You can also rotate a vector $\vec{v}$ by a quaternion $q$ by decomposing the quaternion into it’s scalar part $w$ and it’s vector part $\vec{r}$:

$$\mathbf{q} = (w, \vec{r})$$

and then using the following formula to calculate the rotated vector $v_{rotated}$:

$$v_{rotated} = \vec{v} + 2\vec{r} \times (\vec{r} \times \vec{v} + w\vec{v})$$

where:
$\times$ is the vector cross-product

Rotation Matrix

You can calculate a 3x3 rotation matrix from a quaternion. This is useful if you want to express the rotation as a matrix instead of a quaternion, but comes at the expense of having to store 9 numbers rather than 4!

Combining Rotations

Rotations can be easily combined when using quaternions.

Given two quaternion rotations that are to be applied consecutively, $R_A$ and then $R_B$, the total rotation $R_C$ is found with:

$$R_C = R_B R_A$$

Remember that quaternion multiplication is not associative, so the ordering of $R_A$ and $R_B$ is important.

Some Useful Quaternions

Quaternion	Description
$\mathbf{q} = [1, 0, 0, 0]$	Identity quaternion, no rotation.
$\mathbf{q} = [0, 1, 0, 0]$	Rotation of 180 around X axis.
$\mathbf{q} = [0, 0, 1, 0]$	Rotation of 180 around Y axis.
$\mathbf{q} = [0, 0, 0, 1]$	Rotation of 180 around Z axis.
$\mathbf{q} = [\sqrt{0.5}, \sqrt{0.5}, 0, 0]$	Rotation of 90 around X axis.
$\mathbf{q} = [\sqrt{0.5}, 0, \sqrt{0.5}, 0]$	Rotation of 90 around Y axis.
$\mathbf{q} = [\sqrt{0.5}, 0, 0, \sqrt{0.5}]$	Rotation of 90 around Z axis.
$\mathbf{q} = [\sqrt{0.5}, -\sqrt{0.5}, 0, 0]$	Rotation of -90 around X axis.
$\mathbf{q} = [\sqrt{0.5}, 0, -\sqrt{0.5}, 0]$	Rotation of -90 around Y axis.
$\mathbf{q} = [\sqrt{0.5}, 0, 0, -\sqrt{0.5}]$	Rotation of -90 around Z axis.

Interpolation

SLERP

SLERP is shorthand for spherical linear interpolation. It is commonly used with quaternions to produce a smooth rotation of a 3D body from one orientation to another. Performing SLERP on two quaternions produces a smooth, continuous rotation with a constant angular velocity around a fixed rotation axis (the first quaternion describes the starting rotation, the second quaternion describes the end rotation).

SLERP does not work well when the two quaternions are too similar. In this case it is safer to just perform linear interpolation on all four values quaternion values independently (making sure to normalize the resulting quaternion before using it).

PROBLEMS:
1: According to the quaternion text, when should linear interpolation be used instead of SLERP, and why?
2: Transcribe the passage of the quaternion text starting at "Rotations can be" and ending at "quaternion, no rotation.".

DATASET EXCERPT:
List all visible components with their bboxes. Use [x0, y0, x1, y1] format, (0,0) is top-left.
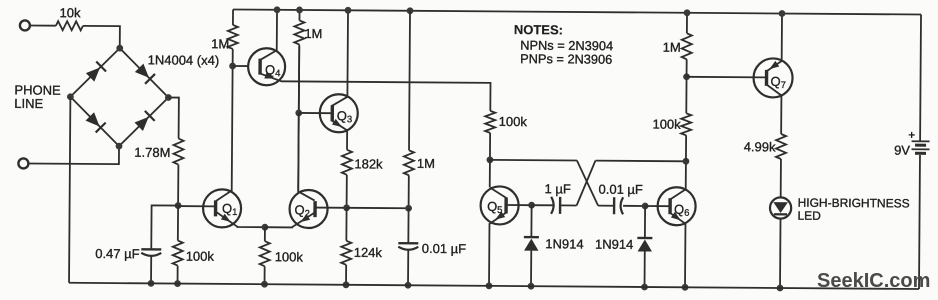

RESPONSE LIST:
1: Linear interpolation should be used when the two quaternions are too similar, because SLERP does not work well in that case. Each of the four quaternion values is then interpolated independently, and the resulting quaternion is normalized before use.

2:
Rotations can be easily combined when using quaternions.

Given two quaternion rotations that are to be applied consecutively, $R_A$ and then $R_B$, the total rotation $R_C$ is found with:

$$R_C = R_B R_A$$

Remember that quaternion multiplication is not associative, so the ordering of $R_A$ and $R_B$ is important.

Some Useful Quaternions

Quaternion	Description
$\mathbf{q} = [1, 0, 0, 0]$	Identity quaternion, no rotation.